§ **PROBLEM TO WORK ON**
Pull every line containing "Rotes" from the listing.

§ **WORKING DATA**
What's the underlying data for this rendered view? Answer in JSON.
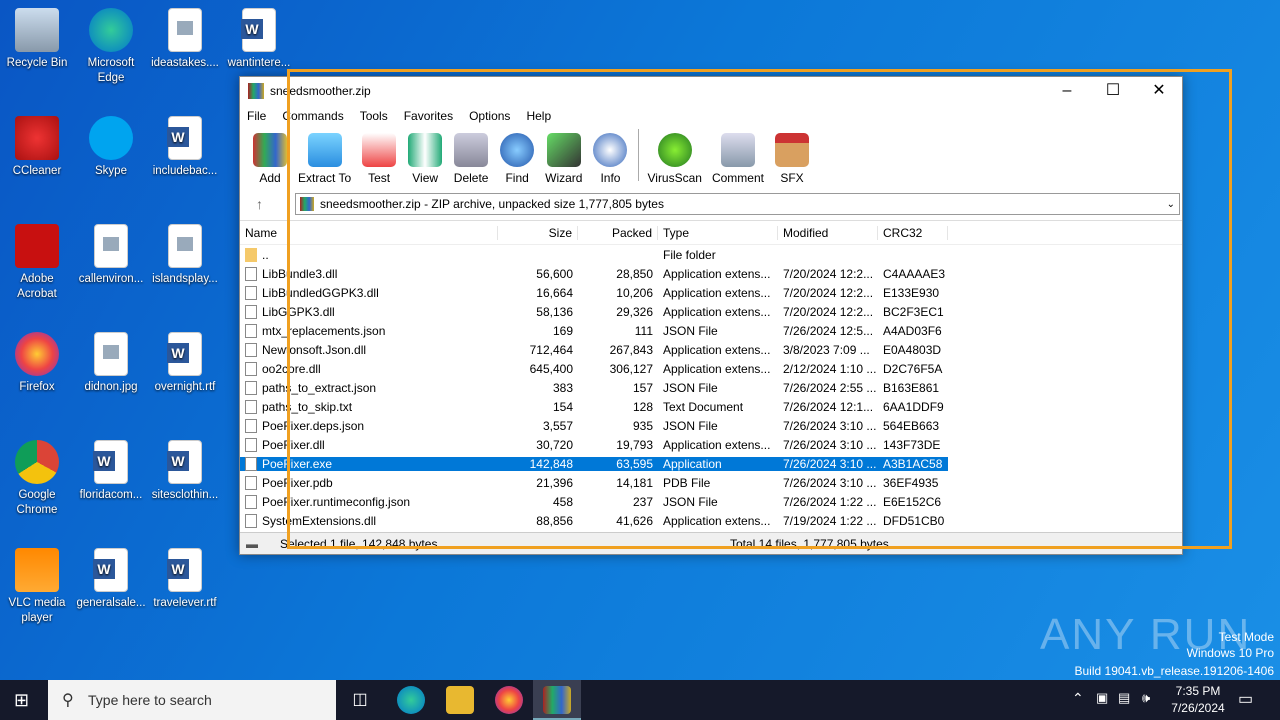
{
  "desktop": {
    "icons": [
      {
        "label": "Recycle Bin",
        "icon": "recycle-bin-icon"
      },
      {
        "label": "Microsoft Edge",
        "icon": "edge-icon"
      },
      {
        "label": "ideastakes....",
        "icon": "image-file-icon"
      },
      {
        "label": "wantintere...",
        "icon": "word-doc-icon"
      },
      {
        "label": "CCleaner",
        "icon": "ccleaner-icon"
      },
      {
        "label": "Skype",
        "icon": "skype-icon"
      },
      {
        "label": "includebac...",
        "icon": "word-doc-icon"
      },
      {
        "label": "Adobe Acrobat",
        "icon": "acrobat-icon"
      },
      {
        "label": "callenviron...",
        "icon": "image-file-icon"
      },
      {
        "label": "islandsplay...",
        "icon": "image-file-icon"
      },
      {
        "label": "Firefox",
        "icon": "firefox-icon"
      },
      {
        "label": "didnon.jpg",
        "icon": "image-file-icon"
      },
      {
        "label": "overnight.rtf",
        "icon": "word-doc-icon"
      },
      {
        "label": "Google Chrome",
        "icon": "chrome-icon"
      },
      {
        "label": "floridacom...",
        "icon": "word-doc-icon"
      },
      {
        "label": "sitesclothin...",
        "icon": "word-doc-icon"
      },
      {
        "label": "VLC media player",
        "icon": "vlc-icon"
      },
      {
        "label": "generalsale...",
        "icon": "word-doc-icon"
      },
      {
        "label": "travelever.rtf",
        "icon": "word-doc-icon"
      }
    ]
  },
  "window": {
    "title": "sneedsmoother.zip",
    "menu": [
      "File",
      "Commands",
      "Tools",
      "Favorites",
      "Options",
      "Help"
    ],
    "toolbar": [
      "Add",
      "Extract To",
      "Test",
      "View",
      "Delete",
      "Find",
      "Wizard",
      "Info",
      "VirusScan",
      "Comment",
      "SFX"
    ],
    "address": "sneedsmoother.zip - ZIP archive, unpacked size 1,777,805 bytes",
    "columns": [
      "Name",
      "Size",
      "Packed",
      "Type",
      "Modified",
      "CRC32"
    ],
    "rows": [
      [
        "..",
        "",
        "",
        "File folder",
        "",
        ""
      ],
      [
        "LibBundle3.dll",
        "56,600",
        "28,850",
        "Application extens...",
        "7/20/2024 12:2...",
        "C4AAAAE3"
      ],
      [
        "LibBundledGGPK3.dll",
        "16,664",
        "10,206",
        "Application extens...",
        "7/20/2024 12:2...",
        "E133E930"
      ],
      [
        "LibGGPK3.dll",
        "58,136",
        "29,326",
        "Application extens...",
        "7/20/2024 12:2...",
        "BC2F3EC1"
      ],
      [
        "mtx_replacements.json",
        "169",
        "111",
        "JSON File",
        "7/26/2024 12:5...",
        "A4AD03F6"
      ],
      [
        "Newtonsoft.Json.dll",
        "712,464",
        "267,843",
        "Application extens...",
        "3/8/2023 7:09 ...",
        "E0A4803D"
      ],
      [
        "oo2core.dll",
        "645,400",
        "306,127",
        "Application extens...",
        "2/12/2024 1:10 ...",
        "D2C76F5A"
      ],
      [
        "paths_to_extract.json",
        "383",
        "157",
        "JSON File",
        "7/26/2024 2:55 ...",
        "B163E861"
      ],
      [
        "paths_to_skip.txt",
        "154",
        "128",
        "Text Document",
        "7/26/2024 12:1...",
        "6AA1DDF9"
      ],
      [
        "PoeFixer.deps.json",
        "3,557",
        "935",
        "JSON File",
        "7/26/2024 3:10 ...",
        "564EB663"
      ],
      [
        "PoeFixer.dll",
        "30,720",
        "19,793",
        "Application extens...",
        "7/26/2024 3:10 ...",
        "143F73DE"
      ],
      [
        "PoeFixer.exe",
        "142,848",
        "63,595",
        "Application",
        "7/26/2024 3:10 ...",
        "A3B1AC58"
      ],
      [
        "PoeFixer.pdb",
        "21,396",
        "14,181",
        "PDB File",
        "7/26/2024 3:10 ...",
        "36EF4935"
      ],
      [
        "PoeFixer.runtimeconfig.json",
        "458",
        "237",
        "JSON File",
        "7/26/2024 1:22 ...",
        "E6E152C6"
      ],
      [
        "SystemExtensions.dll",
        "88,856",
        "41,626",
        "Application extens...",
        "7/19/2024 1:22 ...",
        "DFD51CB0"
      ]
    ],
    "selected_index": 11,
    "status_left": "Selected 1 file, 142,848 bytes",
    "status_right": "Total 14 files, 1,777,805 bytes"
  },
  "watermark": {
    "brand": "ANY RUN",
    "line1": "Test Mode",
    "line2": "Windows 10 Pro",
    "line3": "Build 19041.vb_release.191206-1406"
  },
  "taskbar": {
    "search_placeholder": "Type here to search",
    "time": "7:35 PM",
    "date": "7/26/2024"
  }
}
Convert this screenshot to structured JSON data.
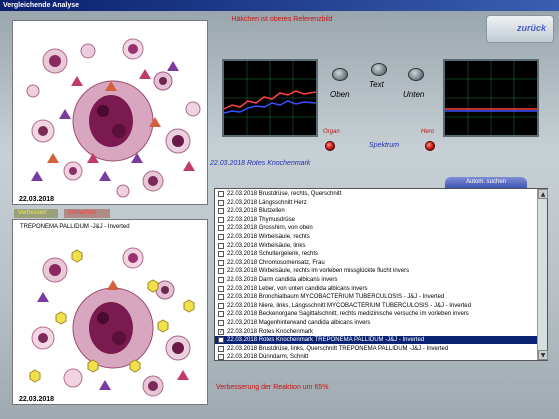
{
  "window": {
    "title": "Vergleichende Analyse"
  },
  "header": {
    "hint": "Häkchen ist oberes Referenzbild",
    "back_label": "zurück"
  },
  "panels": {
    "top": {
      "date": "22.03.2018"
    },
    "bottom": {
      "date": "22.03.2018",
      "caption": "TREPONEMA  PALLIDUM  -J&J - Inverted"
    }
  },
  "tabs": {
    "improved": "Verbessert",
    "worse": "Schlechter"
  },
  "controls": {
    "up": "Oben",
    "text": "Text",
    "down": "Unten",
    "organ": "Organ",
    "hero": "Hero",
    "spectrum": "Spektrum"
  },
  "info_line": "22.03.2018 Rotes Knochenmark",
  "search_button": "Autom. suchen",
  "colors": {
    "accent": "#0a2473",
    "red": "#cc1010",
    "yellow_tab": "#e8e84a"
  },
  "list": [
    {
      "text": "22.03.2018  Brustdrüse, rechts, Querschnitt",
      "checked": false,
      "selected": false
    },
    {
      "text": "22.03.2018  Längsschnitt Herz",
      "checked": false,
      "selected": false
    },
    {
      "text": "22.03.2018  Blutzellen",
      "checked": false,
      "selected": false
    },
    {
      "text": "22.03.2018  Thymusdrüse",
      "checked": false,
      "selected": false
    },
    {
      "text": "22.03.2018  Grosshirn, von oben",
      "checked": false,
      "selected": false
    },
    {
      "text": "22.03.2018  Wirbelsäule, rechts",
      "checked": false,
      "selected": false
    },
    {
      "text": "22.03.2018  Wirbelsäule, links",
      "checked": false,
      "selected": false
    },
    {
      "text": "22.03.2018  Schultergelenk, rechts",
      "checked": false,
      "selected": false
    },
    {
      "text": "22.03.2018  Chromosomensatz, Frau",
      "checked": false,
      "selected": false
    },
    {
      "text": "22.03.2018  Wirbelsäule, rechts  im vorleben missglückte flucht invers",
      "checked": false,
      "selected": false
    },
    {
      "text": "22.03.2018  Darm  candida albicans invers",
      "checked": false,
      "selected": false
    },
    {
      "text": "22.03.2018  Leber, von unten  candida albicans invers",
      "checked": false,
      "selected": false
    },
    {
      "text": "22.03.2018  Bronchialbaum  MYCOBACTERIUM  TUBERCULOSIS  - J&J - Inverted",
      "checked": false,
      "selected": false
    },
    {
      "text": "22.03.2018  Niere, links, Längsschnitt  MYCOBACTERIUM  TUBERCULOSIS  - J&J - Inverted",
      "checked": false,
      "selected": false
    },
    {
      "text": "22.03.2018  Beckenorgane Sagittalschnitt, rechts  medizinische versuche im vorleben invers",
      "checked": false,
      "selected": false
    },
    {
      "text": "22.03.2018  Magenhinterwand  candida albicans invers",
      "checked": false,
      "selected": false
    },
    {
      "text": "22.03.2018  Rotes Knochenmark",
      "checked": true,
      "selected": false
    },
    {
      "text": "22.03.2018  Rotes Knochenmark  TREPONEMA  PALLIDUM  -J&J - Inverted",
      "checked": false,
      "selected": true
    },
    {
      "text": "22.03.2018  Brustdrüse, links, Querschnitt  TREPONEMA  PALLIDUM  -J&J - Inverted",
      "checked": false,
      "selected": false
    },
    {
      "text": "22.03.2018  Dünndarm, Schnitt",
      "checked": false,
      "selected": false
    }
  ],
  "status": "Verbesserung der Reaktion um 65%"
}
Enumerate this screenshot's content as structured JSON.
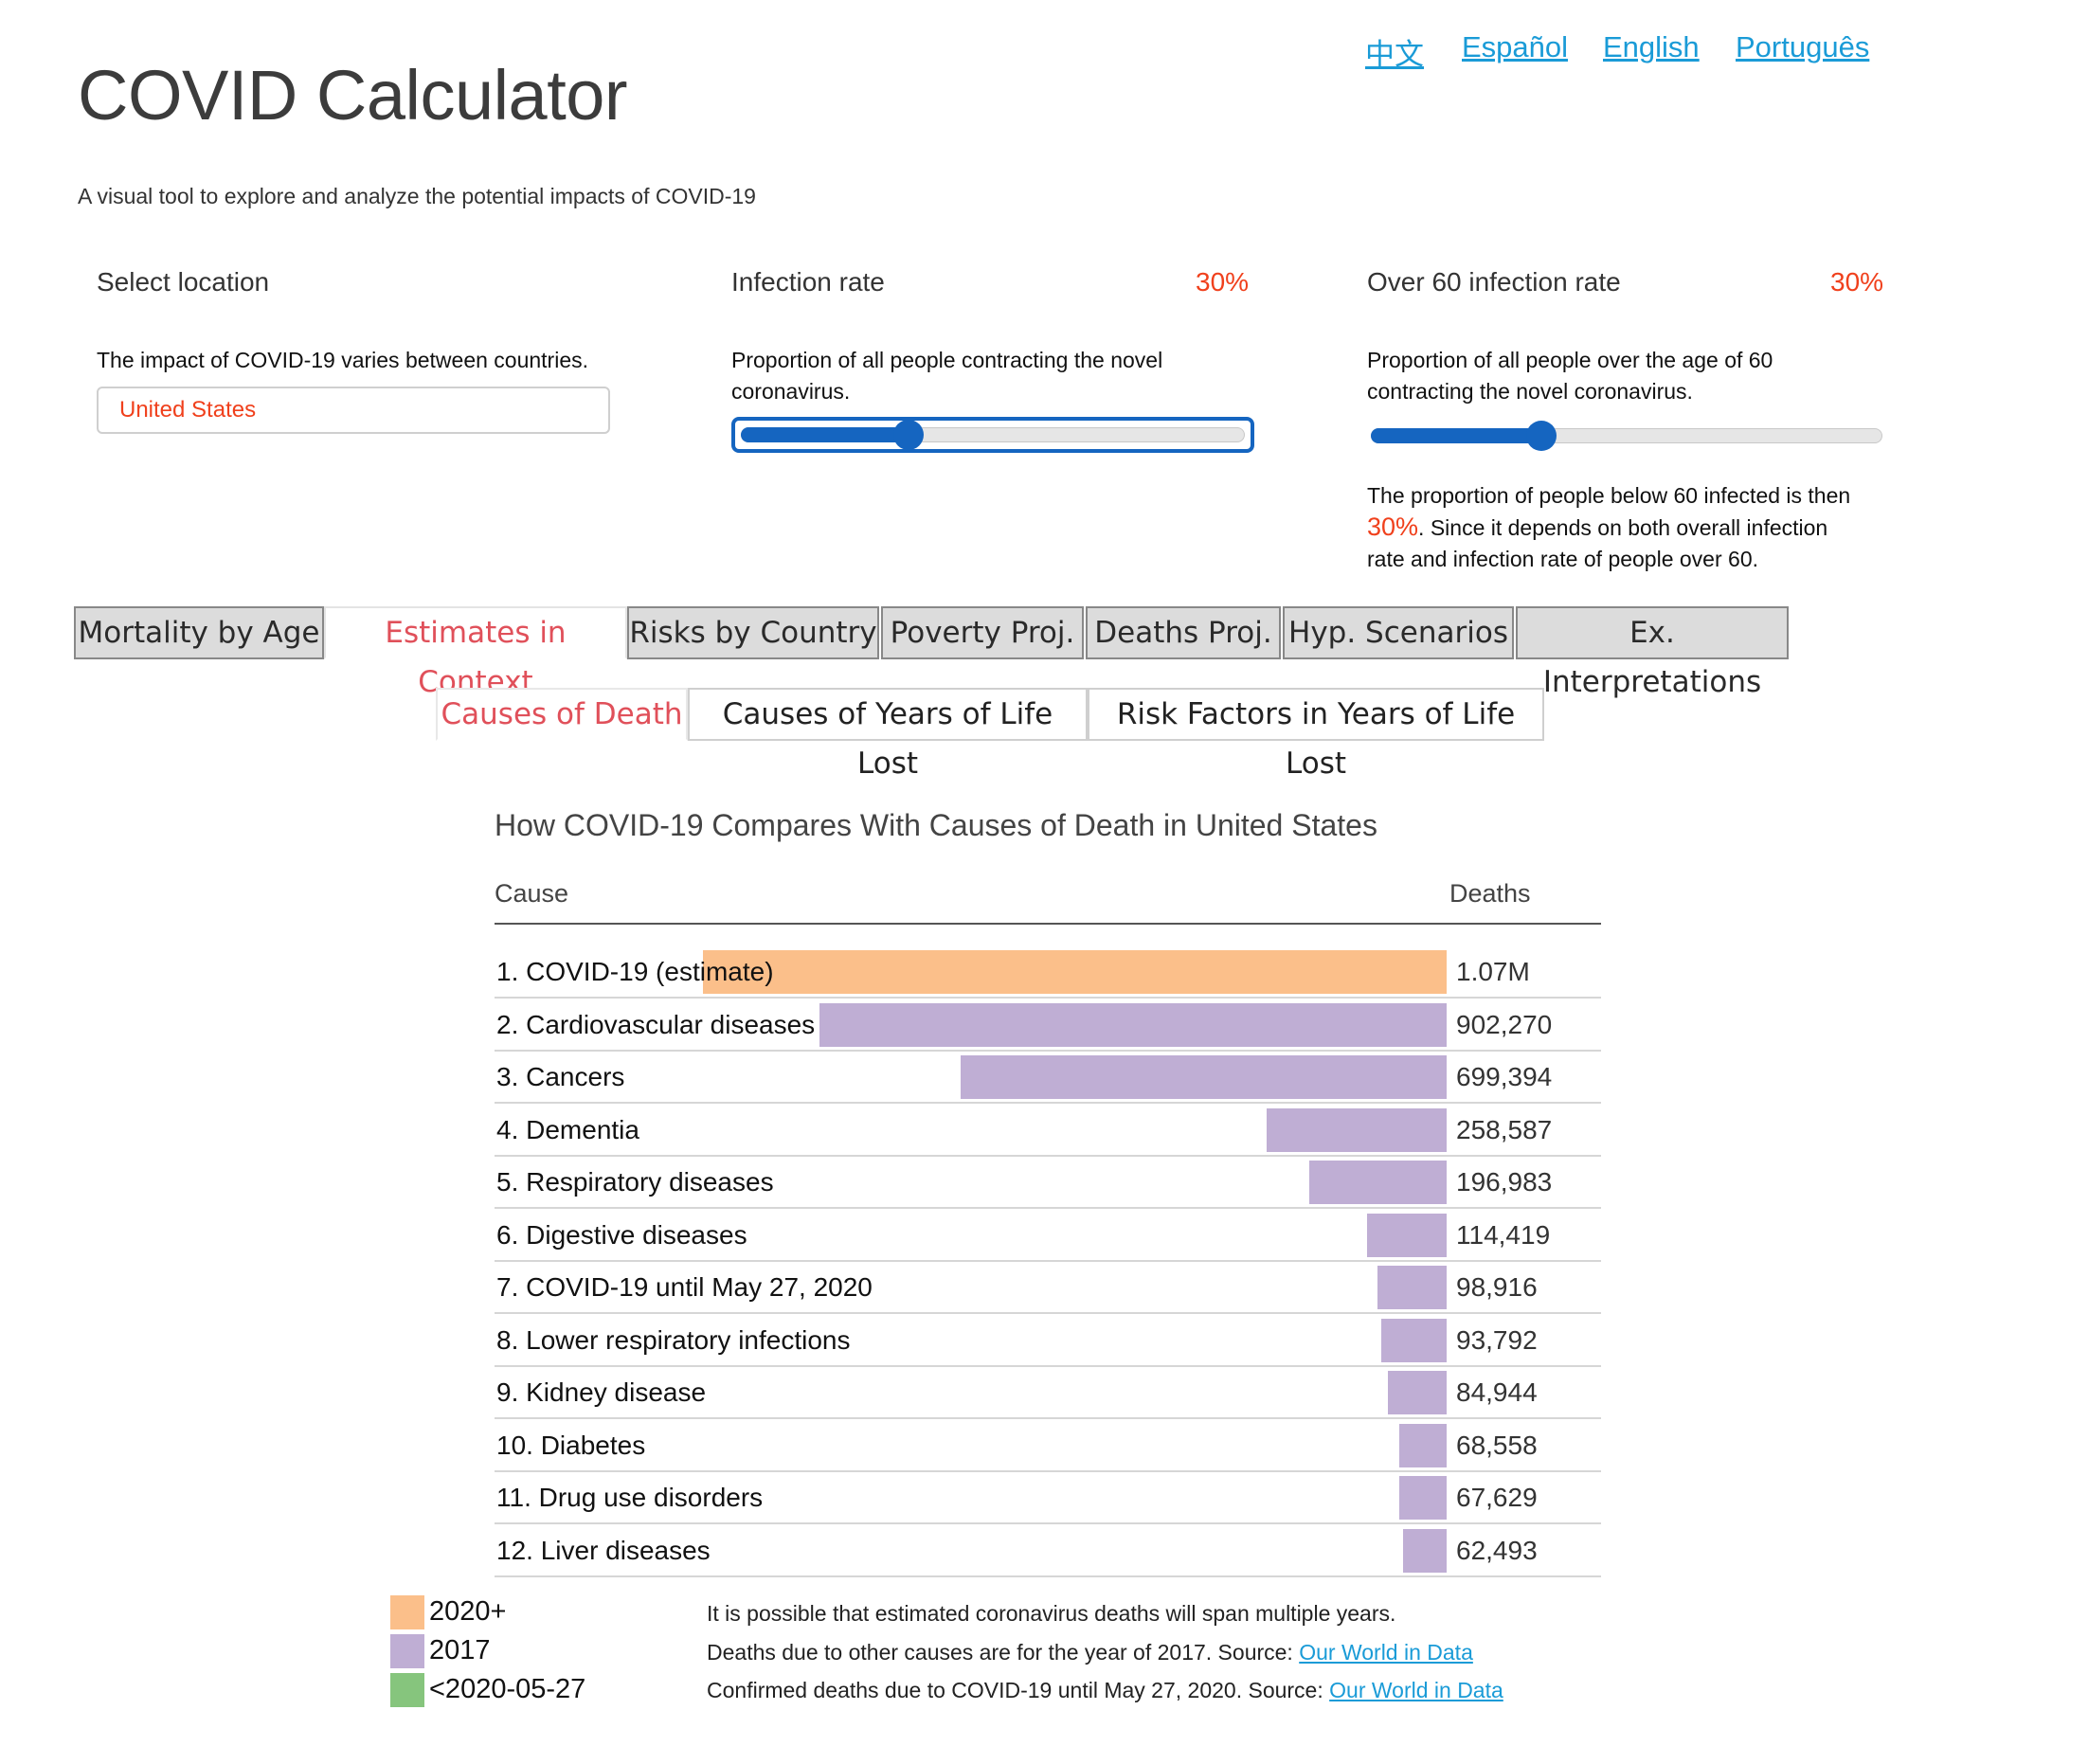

§ **FINISHED EXERCISE**
  "info_line": "22.03.2018 Rotes Knochenmark",
      "text": "22.03.2018  Rotes Knochenmark",
      "text": "22.03.2018  Rotes Knochenmark  TREPONEMA  PALLIDUM  -J&J - Inverted",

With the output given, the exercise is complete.